Repeat the records below exactly, leaving out any pictures.
[start]
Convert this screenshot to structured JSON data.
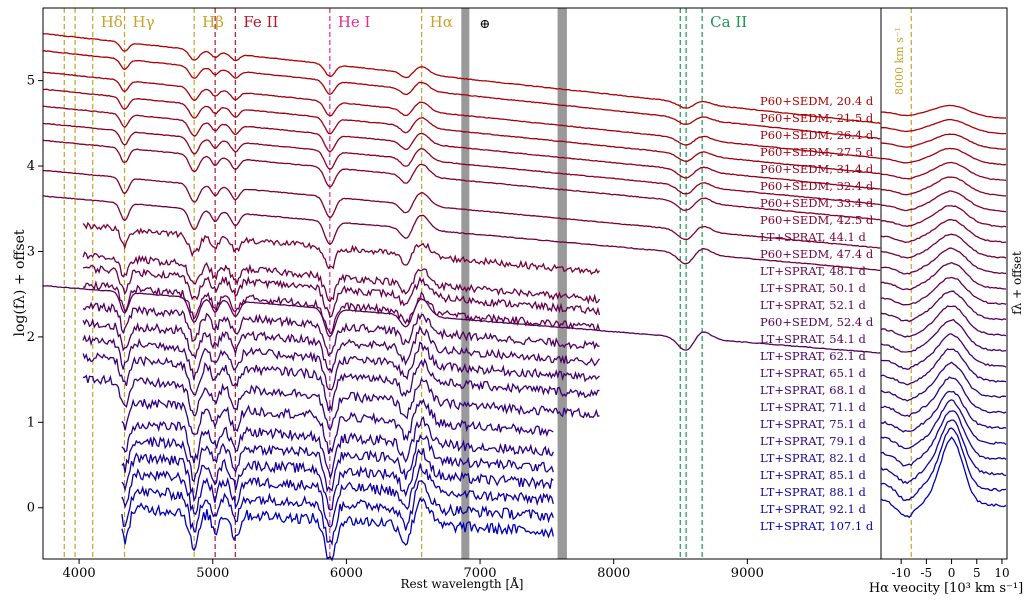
{
  "chart_data": [
    {
      "type": "line",
      "panel": "main",
      "xlabel": "Rest wavelength [Å]",
      "ylabel": "log(fλ) + offset",
      "xlim": [
        3730,
        10000
      ],
      "ylim": [
        -0.6,
        5.85
      ],
      "x_ticks": [
        4000,
        5000,
        6000,
        7000,
        8000,
        9000
      ],
      "y_ticks": [
        0,
        1,
        2,
        3,
        4,
        5
      ],
      "line_labels": [
        {
          "text": "Hδ",
          "x": 4102,
          "color": "#c9a227",
          "lines": [
            3889,
            3970,
            4102
          ]
        },
        {
          "text": "Hγ",
          "x": 4340,
          "color": "#c9a227",
          "lines": [
            4340
          ]
        },
        {
          "text": "Hβ",
          "x": 4861,
          "color": "#c9a227",
          "lines": [
            4861
          ]
        },
        {
          "text": "Fe II",
          "x": 5169,
          "color": "#b2182b",
          "lines": [
            5018,
            5169
          ]
        },
        {
          "text": "He I",
          "x": 5876,
          "color": "#e7298a",
          "lines": [
            5876
          ]
        },
        {
          "text": "Hα",
          "x": 6563,
          "color": "#c9a227",
          "lines": [
            6563
          ]
        },
        {
          "text": "Ca II",
          "x": 8662,
          "color": "#1a9850",
          "lines": [
            8498,
            8542,
            8662
          ]
        }
      ],
      "telluric_bands": [
        {
          "label": "⊕",
          "x0": 6860,
          "x1": 6920
        },
        {
          "label": "",
          "x0": 7580,
          "x1": 7650
        }
      ],
      "series": [
        {
          "name": "P60+SEDM, 20.4 d",
          "instrument": "P60+SEDM",
          "offset": 5.55,
          "xmin": 3730,
          "xmax": 10000,
          "color": "#b30000"
        },
        {
          "name": "P60+SEDM, 21.5 d",
          "instrument": "P60+SEDM",
          "offset": 5.35,
          "xmin": 3730,
          "xmax": 10000,
          "color": "#ac0006"
        },
        {
          "name": "P60+SEDM, 26.4 d",
          "instrument": "P60+SEDM",
          "offset": 5.1,
          "xmin": 3730,
          "xmax": 10000,
          "color": "#a5000d"
        },
        {
          "name": "P60+SEDM, 27.5 d",
          "instrument": "P60+SEDM",
          "offset": 4.9,
          "xmin": 3730,
          "xmax": 10000,
          "color": "#9e0014"
        },
        {
          "name": "P60+SEDM, 31.4 d",
          "instrument": "P60+SEDM",
          "offset": 4.7,
          "xmin": 3730,
          "xmax": 10000,
          "color": "#97001b"
        },
        {
          "name": "P60+SEDM, 32.4 d",
          "instrument": "P60+SEDM",
          "offset": 4.5,
          "xmin": 3730,
          "xmax": 10000,
          "color": "#900022"
        },
        {
          "name": "P60+SEDM, 33.4 d",
          "instrument": "P60+SEDM",
          "offset": 4.3,
          "xmin": 3730,
          "xmax": 10000,
          "color": "#890029"
        },
        {
          "name": "P60+SEDM, 42.5 d",
          "instrument": "P60+SEDM",
          "offset": 3.95,
          "xmin": 3730,
          "xmax": 10000,
          "color": "#820030"
        },
        {
          "name": "LT+SPRAT, 44.1 d",
          "instrument": "LT+SPRAT",
          "offset": 3.35,
          "xmin": 4030,
          "xmax": 7900,
          "color": "#7b0037"
        },
        {
          "name": "P60+SEDM, 47.4 d",
          "instrument": "P60+SEDM",
          "offset": 3.65,
          "xmin": 3730,
          "xmax": 10000,
          "color": "#74003e"
        },
        {
          "name": "LT+SPRAT, 48.1 d",
          "instrument": "LT+SPRAT",
          "offset": 3.0,
          "xmin": 4030,
          "xmax": 7900,
          "color": "#6d0045"
        },
        {
          "name": "LT+SPRAT, 50.1 d",
          "instrument": "LT+SPRAT",
          "offset": 2.85,
          "xmin": 4030,
          "xmax": 7900,
          "color": "#66004c"
        },
        {
          "name": "LT+SPRAT, 52.1 d",
          "instrument": "LT+SPRAT",
          "offset": 2.65,
          "xmin": 4030,
          "xmax": 7900,
          "color": "#5f0053"
        },
        {
          "name": "P60+SEDM, 52.4 d",
          "instrument": "P60+SEDM",
          "offset": 2.6,
          "xmin": 3730,
          "xmax": 10000,
          "color": "#58005a"
        },
        {
          "name": "LT+SPRAT, 54.1 d",
          "instrument": "LT+SPRAT",
          "offset": 2.4,
          "xmin": 4030,
          "xmax": 7900,
          "color": "#510061"
        },
        {
          "name": "LT+SPRAT, 62.1 d",
          "instrument": "LT+SPRAT",
          "offset": 2.2,
          "xmin": 4030,
          "xmax": 7900,
          "color": "#4a0068"
        },
        {
          "name": "LT+SPRAT, 65.1 d",
          "instrument": "LT+SPRAT",
          "offset": 2.0,
          "xmin": 4030,
          "xmax": 7900,
          "color": "#43006f"
        },
        {
          "name": "LT+SPRAT, 68.1 d",
          "instrument": "LT+SPRAT",
          "offset": 1.8,
          "xmin": 4030,
          "xmax": 7900,
          "color": "#3c0076"
        },
        {
          "name": "LT+SPRAT, 71.1 d",
          "instrument": "LT+SPRAT",
          "offset": 1.55,
          "xmin": 4030,
          "xmax": 7900,
          "color": "#35007d"
        },
        {
          "name": "LT+SPRAT, 75.1 d",
          "instrument": "LT+SPRAT",
          "offset": 1.3,
          "xmin": 4320,
          "xmax": 7550,
          "color": "#2e0084"
        },
        {
          "name": "LT+SPRAT, 79.1 d",
          "instrument": "LT+SPRAT",
          "offset": 1.05,
          "xmin": 4320,
          "xmax": 7550,
          "color": "#27008b"
        },
        {
          "name": "LT+SPRAT, 82.1 d",
          "instrument": "LT+SPRAT",
          "offset": 0.85,
          "xmin": 4320,
          "xmax": 7550,
          "color": "#200092"
        },
        {
          "name": "LT+SPRAT, 85.1 d",
          "instrument": "LT+SPRAT",
          "offset": 0.65,
          "xmin": 4320,
          "xmax": 7550,
          "color": "#190099"
        },
        {
          "name": "LT+SPRAT, 88.1 d",
          "instrument": "LT+SPRAT",
          "offset": 0.45,
          "xmin": 4320,
          "xmax": 7550,
          "color": "#1200a0"
        },
        {
          "name": "LT+SPRAT, 92.1 d",
          "instrument": "LT+SPRAT",
          "offset": 0.25,
          "xmin": 4320,
          "xmax": 7550,
          "color": "#0b00a7"
        },
        {
          "name": "LT+SPRAT, 107.1 d",
          "instrument": "LT+SPRAT",
          "offset": 0.05,
          "xmin": 4320,
          "xmax": 7550,
          "color": "#0000b8"
        }
      ]
    },
    {
      "type": "line",
      "panel": "halpha",
      "xlabel": "Hα veocity [10³ km s⁻¹]",
      "ylabel": "fλ + offset",
      "xlim": [
        -14,
        11
      ],
      "x_ticks": [
        -10,
        -5,
        0,
        5,
        10
      ],
      "marker": {
        "x": -8,
        "label": "8000 km s⁻¹",
        "color": "#c9a227"
      },
      "n_series": 26
    }
  ]
}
[end]
● FINAL RESULT
Convert this screenshot to structured JSON data.
{
  "chart_data": [
    {
      "type": "line",
      "panel": "main",
      "xlabel": "Rest wavelength [Å]",
      "ylabel": "log(fλ) + offset",
      "xlim": [
        3730,
        10000
      ],
      "ylim": [
        -0.6,
        5.85
      ],
      "x_ticks": [
        4000,
        5000,
        6000,
        7000,
        8000,
        9000
      ],
      "y_ticks": [
        0,
        1,
        2,
        3,
        4,
        5
      ],
      "line_labels": [
        {
          "text": "Hδ",
          "x": 4102,
          "color": "#c9a227",
          "lines": [
            3889,
            3970,
            4102
          ]
        },
        {
          "text": "Hγ",
          "x": 4340,
          "color": "#c9a227",
          "lines": [
            4340
          ]
        },
        {
          "text": "Hβ",
          "x": 4861,
          "color": "#c9a227",
          "lines": [
            4861
          ]
        },
        {
          "text": "Fe II",
          "x": 5169,
          "color": "#b2182b",
          "lines": [
            5018,
            5169
          ]
        },
        {
          "text": "He I",
          "x": 5876,
          "color": "#e7298a",
          "lines": [
            5876
          ]
        },
        {
          "text": "Hα",
          "x": 6563,
          "color": "#c9a227",
          "lines": [
            6563
          ]
        },
        {
          "text": "Ca II",
          "x": 8662,
          "color": "#1a9850",
          "lines": [
            8498,
            8542,
            8662
          ]
        }
      ],
      "telluric_bands": [
        {
          "label": "⊕",
          "x0": 6860,
          "x1": 6920
        },
        {
          "label": "",
          "x0": 7580,
          "x1": 7650
        }
      ],
      "series": [
        {
          "name": "P60+SEDM, 20.4 d",
          "instrument": "P60+SEDM",
          "offset": 5.55,
          "xmin": 3730,
          "xmax": 10000,
          "color": "#b30000"
        },
        {
          "name": "P60+SEDM, 21.5 d",
          "instrument": "P60+SEDM",
          "offset": 5.35,
          "xmin": 3730,
          "xmax": 10000,
          "color": "#ac0006"
        },
        {
          "name": "P60+SEDM, 26.4 d",
          "instrument": "P60+SEDM",
          "offset": 5.1,
          "xmin": 3730,
          "xmax": 10000,
          "color": "#a5000d"
        },
        {
          "name": "P60+SEDM, 27.5 d",
          "instrument": "P60+SEDM",
          "offset": 4.9,
          "xmin": 3730,
          "xmax": 10000,
          "color": "#9e0014"
        },
        {
          "name": "P60+SEDM, 31.4 d",
          "instrument": "P60+SEDM",
          "offset": 4.7,
          "xmin": 3730,
          "xmax": 10000,
          "color": "#97001b"
        },
        {
          "name": "P60+SEDM, 32.4 d",
          "instrument": "P60+SEDM",
          "offset": 4.5,
          "xmin": 3730,
          "xmax": 10000,
          "color": "#900022"
        },
        {
          "name": "P60+SEDM, 33.4 d",
          "instrument": "P60+SEDM",
          "offset": 4.3,
          "xmin": 3730,
          "xmax": 10000,
          "color": "#890029"
        },
        {
          "name": "P60+SEDM, 42.5 d",
          "instrument": "P60+SEDM",
          "offset": 3.95,
          "xmin": 3730,
          "xmax": 10000,
          "color": "#820030"
        },
        {
          "name": "LT+SPRAT, 44.1 d",
          "instrument": "LT+SPRAT",
          "offset": 3.35,
          "xmin": 4030,
          "xmax": 7900,
          "color": "#7b0037"
        },
        {
          "name": "P60+SEDM, 47.4 d",
          "instrument": "P60+SEDM",
          "offset": 3.65,
          "xmin": 3730,
          "xmax": 10000,
          "color": "#74003e"
        },
        {
          "name": "LT+SPRAT, 48.1 d",
          "instrument": "LT+SPRAT",
          "offset": 3.0,
          "xmin": 4030,
          "xmax": 7900,
          "color": "#6d0045"
        },
        {
          "name": "LT+SPRAT, 50.1 d",
          "instrument": "LT+SPRAT",
          "offset": 2.85,
          "xmin": 4030,
          "xmax": 7900,
          "color": "#66004c"
        },
        {
          "name": "LT+SPRAT, 52.1 d",
          "instrument": "LT+SPRAT",
          "offset": 2.65,
          "xmin": 4030,
          "xmax": 7900,
          "color": "#5f0053"
        },
        {
          "name": "P60+SEDM, 52.4 d",
          "instrument": "P60+SEDM",
          "offset": 2.6,
          "xmin": 3730,
          "xmax": 10000,
          "color": "#58005a"
        },
        {
          "name": "LT+SPRAT, 54.1 d",
          "instrument": "LT+SPRAT",
          "offset": 2.4,
          "xmin": 4030,
          "xmax": 7900,
          "color": "#510061"
        },
        {
          "name": "LT+SPRAT, 62.1 d",
          "instrument": "LT+SPRAT",
          "offset": 2.2,
          "xmin": 4030,
          "xmax": 7900,
          "color": "#4a0068"
        },
        {
          "name": "LT+SPRAT, 65.1 d",
          "instrument": "LT+SPRAT",
          "offset": 2.0,
          "xmin": 4030,
          "xmax": 7900,
          "color": "#43006f"
        },
        {
          "name": "LT+SPRAT, 68.1 d",
          "instrument": "LT+SPRAT",
          "offset": 1.8,
          "xmin": 4030,
          "xmax": 7900,
          "color": "#3c0076"
        },
        {
          "name": "LT+SPRAT, 71.1 d",
          "instrument": "LT+SPRAT",
          "offset": 1.55,
          "xmin": 4030,
          "xmax": 7900,
          "color": "#35007d"
        },
        {
          "name": "LT+SPRAT, 75.1 d",
          "instrument": "LT+SPRAT",
          "offset": 1.3,
          "xmin": 4320,
          "xmax": 7550,
          "color": "#2e0084"
        },
        {
          "name": "LT+SPRAT, 79.1 d",
          "instrument": "LT+SPRAT",
          "offset": 1.05,
          "xmin": 4320,
          "xmax": 7550,
          "color": "#27008b"
        },
        {
          "name": "LT+SPRAT, 82.1 d",
          "instrument": "LT+SPRAT",
          "offset": 0.85,
          "xmin": 4320,
          "xmax": 7550,
          "color": "#200092"
        },
        {
          "name": "LT+SPRAT, 85.1 d",
          "instrument": "LT+SPRAT",
          "offset": 0.65,
          "xmin": 4320,
          "xmax": 7550,
          "color": "#190099"
        },
        {
          "name": "LT+SPRAT, 88.1 d",
          "instrument": "LT+SPRAT",
          "offset": 0.45,
          "xmin": 4320,
          "xmax": 7550,
          "color": "#1200a0"
        },
        {
          "name": "LT+SPRAT, 92.1 d",
          "instrument": "LT+SPRAT",
          "offset": 0.25,
          "xmin": 4320,
          "xmax": 7550,
          "color": "#0b00a7"
        },
        {
          "name": "LT+SPRAT, 107.1 d",
          "instrument": "LT+SPRAT",
          "offset": 0.05,
          "xmin": 4320,
          "xmax": 7550,
          "color": "#0000b8"
        }
      ]
    },
    {
      "type": "line",
      "panel": "halpha",
      "xlabel": "Hα veocity [10³ km s⁻¹]",
      "ylabel": "fλ + offset",
      "xlim": [
        -14,
        11
      ],
      "x_ticks": [
        -10,
        -5,
        0,
        5,
        10
      ],
      "marker": {
        "x": -8,
        "label": "8000 km s⁻¹",
        "color": "#c9a227"
      },
      "n_series": 26
    }
  ]
}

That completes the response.